#### STATED GOAL:
Can you write out all of the material below, word for word?

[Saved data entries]
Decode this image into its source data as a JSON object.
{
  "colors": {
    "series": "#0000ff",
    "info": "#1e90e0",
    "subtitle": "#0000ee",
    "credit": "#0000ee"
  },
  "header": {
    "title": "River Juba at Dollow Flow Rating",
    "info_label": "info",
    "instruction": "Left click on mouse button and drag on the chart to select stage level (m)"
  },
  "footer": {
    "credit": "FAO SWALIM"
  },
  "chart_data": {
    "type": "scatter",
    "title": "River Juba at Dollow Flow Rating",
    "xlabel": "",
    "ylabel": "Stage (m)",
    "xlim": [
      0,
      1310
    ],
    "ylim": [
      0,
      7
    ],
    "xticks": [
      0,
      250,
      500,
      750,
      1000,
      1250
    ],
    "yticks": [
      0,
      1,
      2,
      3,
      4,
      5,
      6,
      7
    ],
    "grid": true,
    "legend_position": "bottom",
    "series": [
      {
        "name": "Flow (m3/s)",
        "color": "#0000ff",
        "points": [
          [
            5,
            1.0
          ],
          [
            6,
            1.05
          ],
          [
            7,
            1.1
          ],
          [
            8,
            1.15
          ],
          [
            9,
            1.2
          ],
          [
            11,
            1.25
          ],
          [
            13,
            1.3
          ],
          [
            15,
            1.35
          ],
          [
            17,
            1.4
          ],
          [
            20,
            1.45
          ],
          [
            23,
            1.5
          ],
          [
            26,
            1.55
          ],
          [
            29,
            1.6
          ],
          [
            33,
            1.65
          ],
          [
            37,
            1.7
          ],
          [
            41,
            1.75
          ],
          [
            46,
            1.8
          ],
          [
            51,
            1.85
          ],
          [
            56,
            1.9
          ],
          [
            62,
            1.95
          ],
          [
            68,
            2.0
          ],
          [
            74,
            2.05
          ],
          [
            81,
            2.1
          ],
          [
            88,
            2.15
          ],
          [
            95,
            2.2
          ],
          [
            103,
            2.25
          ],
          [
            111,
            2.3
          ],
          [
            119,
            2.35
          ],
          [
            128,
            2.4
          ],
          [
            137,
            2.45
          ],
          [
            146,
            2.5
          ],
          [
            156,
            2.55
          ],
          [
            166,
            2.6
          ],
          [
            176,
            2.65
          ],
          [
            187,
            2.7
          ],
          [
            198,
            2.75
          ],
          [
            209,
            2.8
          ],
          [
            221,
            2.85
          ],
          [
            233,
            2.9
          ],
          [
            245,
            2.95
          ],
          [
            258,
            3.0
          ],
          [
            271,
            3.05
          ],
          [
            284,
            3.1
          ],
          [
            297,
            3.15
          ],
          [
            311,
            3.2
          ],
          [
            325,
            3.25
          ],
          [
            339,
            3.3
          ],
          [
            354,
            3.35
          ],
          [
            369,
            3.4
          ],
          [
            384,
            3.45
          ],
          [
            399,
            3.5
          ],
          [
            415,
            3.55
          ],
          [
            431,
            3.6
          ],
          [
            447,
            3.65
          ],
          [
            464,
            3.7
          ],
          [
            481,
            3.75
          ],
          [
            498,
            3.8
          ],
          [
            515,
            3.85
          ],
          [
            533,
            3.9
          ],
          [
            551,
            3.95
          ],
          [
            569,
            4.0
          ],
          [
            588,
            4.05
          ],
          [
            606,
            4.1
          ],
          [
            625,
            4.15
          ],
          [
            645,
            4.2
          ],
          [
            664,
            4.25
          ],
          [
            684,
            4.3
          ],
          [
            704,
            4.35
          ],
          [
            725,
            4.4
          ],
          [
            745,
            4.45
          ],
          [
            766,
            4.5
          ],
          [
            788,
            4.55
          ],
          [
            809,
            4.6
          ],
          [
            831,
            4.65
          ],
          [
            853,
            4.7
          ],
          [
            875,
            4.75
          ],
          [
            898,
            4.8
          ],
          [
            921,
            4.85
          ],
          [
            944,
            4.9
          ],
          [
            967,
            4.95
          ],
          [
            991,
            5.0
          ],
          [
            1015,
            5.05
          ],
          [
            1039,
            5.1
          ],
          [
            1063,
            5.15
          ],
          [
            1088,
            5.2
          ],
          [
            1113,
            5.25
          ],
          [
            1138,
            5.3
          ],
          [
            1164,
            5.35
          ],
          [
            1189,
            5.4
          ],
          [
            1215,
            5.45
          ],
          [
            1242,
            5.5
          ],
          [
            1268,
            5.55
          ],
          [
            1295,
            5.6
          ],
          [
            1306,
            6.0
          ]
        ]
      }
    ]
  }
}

#### EXERCISE ANSWER:
Decode this image into its source data as a JSON object.
{
  "colors": {
    "series": "#0000ff",
    "info": "#1e90e0",
    "subtitle": "#0000ee",
    "credit": "#0000ee"
  },
  "header": {
    "title": "River Juba at Dollow Flow Rating",
    "info_label": "info",
    "instruction": "Left click on mouse button and drag on the chart to select stage level (m)"
  },
  "footer": {
    "credit": "FAO SWALIM"
  },
  "chart_data": {
    "type": "scatter",
    "title": "River Juba at Dollow Flow Rating",
    "xlabel": "",
    "ylabel": "Stage (m)",
    "xlim": [
      0,
      1310
    ],
    "ylim": [
      0,
      7
    ],
    "xticks": [
      0,
      250,
      500,
      750,
      1000,
      1250
    ],
    "yticks": [
      0,
      1,
      2,
      3,
      4,
      5,
      6,
      7
    ],
    "grid": true,
    "legend_position": "bottom",
    "series": [
      {
        "name": "Flow (m3/s)",
        "color": "#0000ff",
        "points": [
          [
            5,
            1.0
          ],
          [
            6,
            1.05
          ],
          [
            7,
            1.1
          ],
          [
            8,
            1.15
          ],
          [
            9,
            1.2
          ],
          [
            11,
            1.25
          ],
          [
            13,
            1.3
          ],
          [
            15,
            1.35
          ],
          [
            17,
            1.4
          ],
          [
            20,
            1.45
          ],
          [
            23,
            1.5
          ],
          [
            26,
            1.55
          ],
          [
            29,
            1.6
          ],
          [
            33,
            1.65
          ],
          [
            37,
            1.7
          ],
          [
            41,
            1.75
          ],
          [
            46,
            1.8
          ],
          [
            51,
            1.85
          ],
          [
            56,
            1.9
          ],
          [
            62,
            1.95
          ],
          [
            68,
            2.0
          ],
          [
            74,
            2.05
          ],
          [
            81,
            2.1
          ],
          [
            88,
            2.15
          ],
          [
            95,
            2.2
          ],
          [
            103,
            2.25
          ],
          [
            111,
            2.3
          ],
          [
            119,
            2.35
          ],
          [
            128,
            2.4
          ],
          [
            137,
            2.45
          ],
          [
            146,
            2.5
          ],
          [
            156,
            2.55
          ],
          [
            166,
            2.6
          ],
          [
            176,
            2.65
          ],
          [
            187,
            2.7
          ],
          [
            198,
            2.75
          ],
          [
            209,
            2.8
          ],
          [
            221,
            2.85
          ],
          [
            233,
            2.9
          ],
          [
            245,
            2.95
          ],
          [
            258,
            3.0
          ],
          [
            271,
            3.05
          ],
          [
            284,
            3.1
          ],
          [
            297,
            3.15
          ],
          [
            311,
            3.2
          ],
          [
            325,
            3.25
          ],
          [
            339,
            3.3
          ],
          [
            354,
            3.35
          ],
          [
            369,
            3.4
          ],
          [
            384,
            3.45
          ],
          [
            399,
            3.5
          ],
          [
            415,
            3.55
          ],
          [
            431,
            3.6
          ],
          [
            447,
            3.65
          ],
          [
            464,
            3.7
          ],
          [
            481,
            3.75
          ],
          [
            498,
            3.8
          ],
          [
            515,
            3.85
          ],
          [
            533,
            3.9
          ],
          [
            551,
            3.95
          ],
          [
            569,
            4.0
          ],
          [
            588,
            4.05
          ],
          [
            606,
            4.1
          ],
          [
            625,
            4.15
          ],
          [
            645,
            4.2
          ],
          [
            664,
            4.25
          ],
          [
            684,
            4.3
          ],
          [
            704,
            4.35
          ],
          [
            725,
            4.4
          ],
          [
            745,
            4.45
          ],
          [
            766,
            4.5
          ],
          [
            788,
            4.55
          ],
          [
            809,
            4.6
          ],
          [
            831,
            4.65
          ],
          [
            853,
            4.7
          ],
          [
            875,
            4.75
          ],
          [
            898,
            4.8
          ],
          [
            921,
            4.85
          ],
          [
            944,
            4.9
          ],
          [
            967,
            4.95
          ],
          [
            991,
            5.0
          ],
          [
            1015,
            5.05
          ],
          [
            1039,
            5.1
          ],
          [
            1063,
            5.15
          ],
          [
            1088,
            5.2
          ],
          [
            1113,
            5.25
          ],
          [
            1138,
            5.3
          ],
          [
            1164,
            5.35
          ],
          [
            1189,
            5.4
          ],
          [
            1215,
            5.45
          ],
          [
            1242,
            5.5
          ],
          [
            1268,
            5.55
          ],
          [
            1295,
            5.6
          ],
          [
            1306,
            6.0
          ]
        ]
      }
    ]
  }
}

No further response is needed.